--- Begin ---
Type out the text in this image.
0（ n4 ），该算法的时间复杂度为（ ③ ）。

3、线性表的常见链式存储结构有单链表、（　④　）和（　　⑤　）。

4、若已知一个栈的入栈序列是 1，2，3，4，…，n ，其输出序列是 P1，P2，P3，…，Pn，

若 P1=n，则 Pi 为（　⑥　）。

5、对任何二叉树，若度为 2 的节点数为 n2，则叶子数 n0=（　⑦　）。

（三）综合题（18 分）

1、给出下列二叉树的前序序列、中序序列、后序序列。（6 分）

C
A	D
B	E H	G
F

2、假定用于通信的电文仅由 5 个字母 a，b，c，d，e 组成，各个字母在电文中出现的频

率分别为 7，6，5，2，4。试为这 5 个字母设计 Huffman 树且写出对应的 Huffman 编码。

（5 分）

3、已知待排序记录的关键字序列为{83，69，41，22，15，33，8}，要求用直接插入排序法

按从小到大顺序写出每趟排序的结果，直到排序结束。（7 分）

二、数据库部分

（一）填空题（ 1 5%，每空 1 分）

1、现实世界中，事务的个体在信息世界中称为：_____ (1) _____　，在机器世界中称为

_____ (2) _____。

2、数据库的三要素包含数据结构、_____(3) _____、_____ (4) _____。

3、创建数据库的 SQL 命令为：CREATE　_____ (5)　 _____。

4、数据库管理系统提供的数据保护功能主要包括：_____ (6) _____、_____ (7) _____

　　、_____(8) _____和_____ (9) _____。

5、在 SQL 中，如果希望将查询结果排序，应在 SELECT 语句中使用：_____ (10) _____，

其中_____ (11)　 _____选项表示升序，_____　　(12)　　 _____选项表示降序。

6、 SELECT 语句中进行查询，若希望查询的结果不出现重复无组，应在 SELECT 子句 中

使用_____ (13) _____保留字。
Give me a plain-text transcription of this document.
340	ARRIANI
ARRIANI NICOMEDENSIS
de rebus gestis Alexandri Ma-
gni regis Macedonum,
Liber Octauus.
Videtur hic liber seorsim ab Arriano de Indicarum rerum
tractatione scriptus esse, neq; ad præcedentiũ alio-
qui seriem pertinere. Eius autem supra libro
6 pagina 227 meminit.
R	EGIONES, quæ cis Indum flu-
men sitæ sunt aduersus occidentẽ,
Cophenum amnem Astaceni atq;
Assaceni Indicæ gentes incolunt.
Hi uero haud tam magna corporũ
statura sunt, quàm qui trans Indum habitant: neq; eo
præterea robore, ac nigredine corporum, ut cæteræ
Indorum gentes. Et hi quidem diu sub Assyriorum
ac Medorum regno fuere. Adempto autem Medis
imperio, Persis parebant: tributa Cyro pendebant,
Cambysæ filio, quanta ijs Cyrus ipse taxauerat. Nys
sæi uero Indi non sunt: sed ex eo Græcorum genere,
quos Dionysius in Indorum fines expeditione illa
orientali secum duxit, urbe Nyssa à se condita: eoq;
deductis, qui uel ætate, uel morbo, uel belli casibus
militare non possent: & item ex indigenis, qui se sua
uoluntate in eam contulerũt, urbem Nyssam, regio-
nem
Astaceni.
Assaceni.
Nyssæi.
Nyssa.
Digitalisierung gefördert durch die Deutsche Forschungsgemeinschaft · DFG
--- End ---
WHAT TO DO:
Repeat the records above exactly as they appear.

TASK OUTPUT:
Type out the text in this image.
0（ n4 ），该算法的时间复杂度为（ ③ ）。

3、线性表的常见链式存储结构有单链表、（　④　）和（　　⑤　）。

4、若已知一个栈的入栈序列是 1，2，3，4，…，n ，其输出序列是 P1，P2，P3，…，Pn，

若 P1=n，则 Pi 为（　⑥　）。

5、对任何二叉树，若度为 2 的节点数为 n2，则叶子数 n0=（　⑦　）。

（三）综合题（18 分）

1、给出下列二叉树的前序序列、中序序列、后序序列。（6 分）

C
A	D
B	E H	G
F

2、假定用于通信的电文仅由 5 个字母 a，b，c，d，e 组成，各个字母在电文中出现的频

率分别为 7，6，5，2，4。试为这 5 个字母设计 Huffman 树且写出对应的 Huffman 编码。

（5 分）

3、已知待排序记录的关键字序列为{83，69，41，22，15，33，8}，要求用直接插入排序法

按从小到大顺序写出每趟排序的结果，直到排序结束。（7 分）

二、数据库部分

（一）填空题（ 1 5%，每空 1 分）

1、现实世界中，事务的个体在信息世界中称为：_____ (1) _____　，在机器世界中称为

_____ (2) _____。

2、数据库的三要素包含数据结构、_____(3) _____、_____ (4) _____。

3、创建数据库的 SQL 命令为：CREATE　_____ (5)　 _____。

4、数据库管理系统提供的数据保护功能主要包括：_____ (6) _____、_____ (7) _____

　　、_____(8) _____和_____ (9) _____。

5、在 SQL 中，如果希望将查询结果排序，应在 SELECT 语句中使用：_____ (10) _____，

其中_____ (11)　 _____选项表示升序，_____　　(12)　　 _____选项表示降序。

6、 SELECT 语句中进行查询，若希望查询的结果不出现重复无组，应在 SELECT 子句 中

使用_____ (13) _____保留字。
Give me a plain-text transcription of this document.
340	ARRIANI
ARRIANI NICOMEDENSIS
de rebus gestis Alexandri Ma-
gni regis Macedonum,
Liber Octauus.
Videtur hic liber seorsim ab Arriano de Indicarum rerum
tractatione scriptus esse, neq; ad præcedentiũ alio-
qui seriem pertinere. Eius autem supra libro
6 pagina 227 meminit.
R	EGIONES, quæ cis Indum flu-
men sitæ sunt aduersus occidentẽ,
Cophenum amnem Astaceni atq;
Assaceni Indicæ gentes incolunt.
Hi uero haud tam magna corporũ
statura sunt, quàm qui trans Indum habitant: neq; eo
præterea robore, ac nigredine corporum, ut cæteræ
Indorum gentes. Et hi quidem diu sub Assyriorum
ac Medorum regno fuere. Adempto autem Medis
imperio, Persis parebant: tributa Cyro pendebant,
Cambysæ filio, quanta ijs Cyrus ipse taxauerat. Nys
sæi uero Indi non sunt: sed ex eo Græcorum genere,
quos Dionysius in Indorum fines expeditione illa
orientali secum duxit, urbe Nyssa à se condita: eoq;
deductis, qui uel ætate, uel morbo, uel belli casibus
militare non possent: & item ex indigenis, qui se sua
uoluntate in eam contulerũt, urbem Nyssam, regio-
nem
Astaceni.
Assaceni.
Nyssæi.
Nyssa.
Digitalisierung gefördert durch die Deutsche Forschungsgemeinschaft · DFG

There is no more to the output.